- _DESCRIPTION OF THE TASK_: Keep the pictures out and restate every record exactly.

## START GIVEN ENTRIES

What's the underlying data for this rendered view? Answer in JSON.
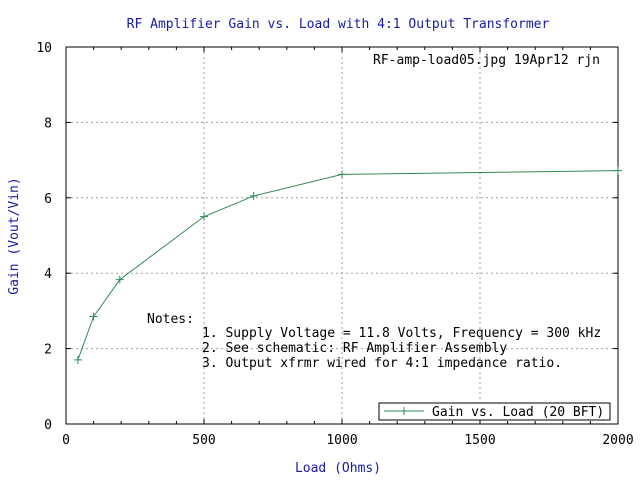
{
  "chart_data": {
    "type": "line",
    "title": "RF Amplifier Gain vs. Load with 4:1 Output Transformer",
    "xlabel": "Load (Ohms)",
    "ylabel": "Gain (Vout/Vin)",
    "xlim": [
      0,
      2000
    ],
    "ylim": [
      0,
      10
    ],
    "x_ticks": [
      0,
      500,
      1000,
      1500,
      2000
    ],
    "y_ticks": [
      0,
      2,
      4,
      6,
      8,
      10
    ],
    "grid": true,
    "legend_position": "bottom-right",
    "stamp": "RF-amp-load05.jpg 19Apr12 rjn",
    "notes": {
      "heading": "Notes:",
      "lines": [
        "1. Supply Voltage = 11.8 Volts, Frequency = 300 kHz",
        "2. See schematic: RF Amplifier Assembly",
        "3. Output xfrmr wired for 4:1 impedance ratio."
      ]
    },
    "series": [
      {
        "name": "Gain vs. Load (20 BFT)",
        "color": "#2e8b57",
        "marker": "plus",
        "x": [
          43,
          100,
          195,
          500,
          680,
          1000,
          2000
        ],
        "y": [
          1.7,
          2.85,
          3.83,
          5.5,
          6.05,
          6.62,
          6.72
        ]
      }
    ]
  },
  "colors": {
    "title": "#1a1aa6",
    "grid": "#a0a0a0",
    "frame": "#000000"
  }
}
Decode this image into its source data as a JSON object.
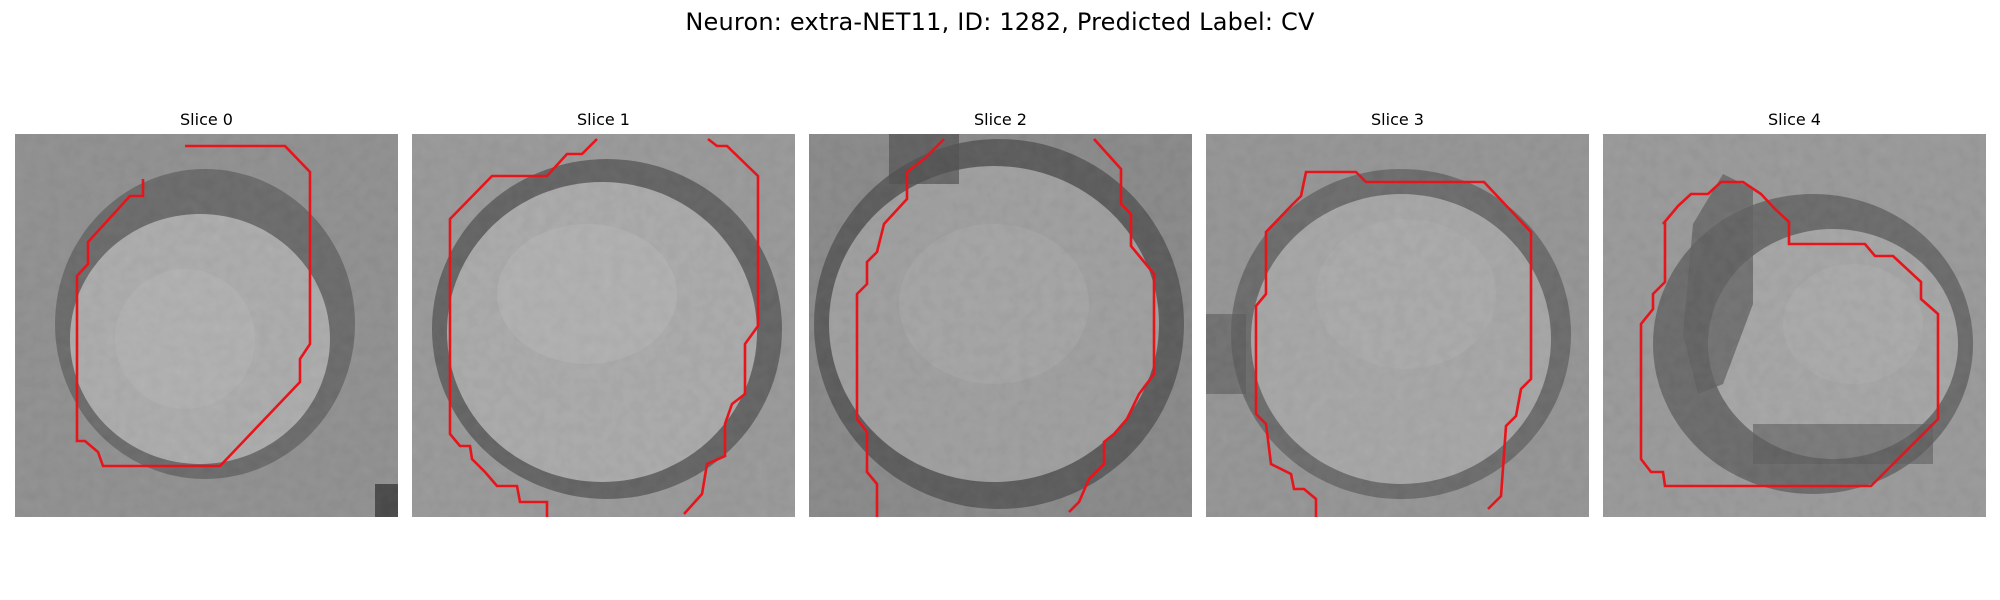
{
  "figure": {
    "title": "Neuron: extra-NET11, ID: 1282, Predicted Label: CV",
    "contour_color": "#e8141b"
  },
  "panels": [
    {
      "title": "Slice 0"
    },
    {
      "title": "Slice 1"
    },
    {
      "title": "Slice 2"
    },
    {
      "title": "Slice 3"
    },
    {
      "title": "Slice 4"
    }
  ]
}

## END GIVEN ENTRIES

- _CORRECT RESULT_:
What's the underlying data for this rendered view? Answer in JSON.
{
  "chart_data": {
    "type": "line",
    "title": "RF Amplifier Gain vs. Load with 4:1 Output Transformer",
    "xlabel": "Load (Ohms)",
    "ylabel": "Gain (Vout/Vin)",
    "xlim": [
      0,
      2000
    ],
    "ylim": [
      0,
      10
    ],
    "x_ticks": [
      0,
      500,
      1000,
      1500,
      2000
    ],
    "y_ticks": [
      0,
      2,
      4,
      6,
      8,
      10
    ],
    "grid": true,
    "legend_position": "bottom-right",
    "stamp": "RF-amp-load05.jpg 19Apr12 rjn",
    "notes": {
      "heading": "Notes:",
      "lines": [
        "1. Supply Voltage = 11.8 Volts, Frequency = 300 kHz",
        "2. See schematic: RF Amplifier Assembly",
        "3. Output xfrmr wired for 4:1 impedance ratio."
      ]
    },
    "series": [
      {
        "name": "Gain vs. Load (20 BFT)",
        "color": "#2e8b57",
        "marker": "plus",
        "x": [
          43,
          100,
          195,
          500,
          680,
          1000,
          2000
        ],
        "y": [
          1.7,
          2.85,
          3.83,
          5.5,
          6.05,
          6.62,
          6.72
        ]
      }
    ]
  },
  "colors": {
    "title": "#1a1aa6",
    "grid": "#a0a0a0",
    "frame": "#000000"
  }
}
Decode this image into its source data as a JSON object.
{
  "figure": {
    "title": "Neuron: extra-NET11, ID: 1282, Predicted Label: CV",
    "contour_color": "#e8141b"
  },
  "panels": [
    {
      "title": "Slice 0"
    },
    {
      "title": "Slice 1"
    },
    {
      "title": "Slice 2"
    },
    {
      "title": "Slice 3"
    },
    {
      "title": "Slice 4"
    }
  ]
}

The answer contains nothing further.